* **Input data**:
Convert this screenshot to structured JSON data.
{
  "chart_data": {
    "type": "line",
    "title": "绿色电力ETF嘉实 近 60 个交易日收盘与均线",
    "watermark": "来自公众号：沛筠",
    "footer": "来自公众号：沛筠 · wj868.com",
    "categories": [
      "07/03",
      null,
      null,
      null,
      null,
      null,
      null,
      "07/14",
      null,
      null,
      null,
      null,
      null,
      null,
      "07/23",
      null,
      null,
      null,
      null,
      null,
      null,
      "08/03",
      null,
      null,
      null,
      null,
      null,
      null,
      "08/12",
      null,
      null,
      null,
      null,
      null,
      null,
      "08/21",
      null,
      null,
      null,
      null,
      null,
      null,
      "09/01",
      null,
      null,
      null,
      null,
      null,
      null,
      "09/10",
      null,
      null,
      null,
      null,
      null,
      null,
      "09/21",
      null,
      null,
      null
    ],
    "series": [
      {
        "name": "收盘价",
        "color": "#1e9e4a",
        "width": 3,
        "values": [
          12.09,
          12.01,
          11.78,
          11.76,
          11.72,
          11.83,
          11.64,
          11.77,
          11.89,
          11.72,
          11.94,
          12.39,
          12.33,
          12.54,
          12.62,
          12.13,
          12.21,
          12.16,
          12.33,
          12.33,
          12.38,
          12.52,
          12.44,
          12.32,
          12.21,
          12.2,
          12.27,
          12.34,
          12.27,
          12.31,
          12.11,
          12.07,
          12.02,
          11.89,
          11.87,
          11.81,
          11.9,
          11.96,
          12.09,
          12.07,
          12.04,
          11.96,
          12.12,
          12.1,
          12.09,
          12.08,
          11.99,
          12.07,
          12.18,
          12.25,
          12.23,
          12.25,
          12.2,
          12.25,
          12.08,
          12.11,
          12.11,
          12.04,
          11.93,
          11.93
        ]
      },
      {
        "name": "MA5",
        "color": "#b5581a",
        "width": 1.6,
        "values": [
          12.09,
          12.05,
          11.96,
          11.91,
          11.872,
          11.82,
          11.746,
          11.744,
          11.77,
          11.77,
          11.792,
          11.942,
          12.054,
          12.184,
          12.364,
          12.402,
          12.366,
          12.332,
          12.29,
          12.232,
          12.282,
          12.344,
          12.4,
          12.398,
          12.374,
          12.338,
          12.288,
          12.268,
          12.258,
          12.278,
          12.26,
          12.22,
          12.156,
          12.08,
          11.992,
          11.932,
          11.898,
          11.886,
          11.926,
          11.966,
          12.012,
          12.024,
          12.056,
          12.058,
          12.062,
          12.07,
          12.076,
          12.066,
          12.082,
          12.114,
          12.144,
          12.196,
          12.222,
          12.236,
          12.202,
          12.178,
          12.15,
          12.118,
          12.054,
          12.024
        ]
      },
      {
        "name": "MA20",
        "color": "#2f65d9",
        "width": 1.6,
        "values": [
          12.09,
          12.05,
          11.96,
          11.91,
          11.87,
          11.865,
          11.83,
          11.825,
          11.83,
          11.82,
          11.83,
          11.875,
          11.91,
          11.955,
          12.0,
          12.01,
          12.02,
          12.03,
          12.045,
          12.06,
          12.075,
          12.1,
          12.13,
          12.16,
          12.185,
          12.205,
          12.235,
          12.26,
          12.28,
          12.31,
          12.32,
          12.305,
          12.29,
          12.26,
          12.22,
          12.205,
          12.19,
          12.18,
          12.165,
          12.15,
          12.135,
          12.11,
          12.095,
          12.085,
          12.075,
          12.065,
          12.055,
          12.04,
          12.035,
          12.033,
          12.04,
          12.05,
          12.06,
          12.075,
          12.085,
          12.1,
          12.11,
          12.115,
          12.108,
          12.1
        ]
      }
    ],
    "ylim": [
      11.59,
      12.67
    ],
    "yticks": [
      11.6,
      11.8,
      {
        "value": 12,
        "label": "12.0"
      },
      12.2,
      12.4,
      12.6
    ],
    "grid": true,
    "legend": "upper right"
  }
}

* **What is being asked**:
Using the records above, find and show each line with the string "color".

* **Solution to the problem**:
        "color": "#1e9e4a",
        "color": "#b5581a",
        "color": "#2f65d9",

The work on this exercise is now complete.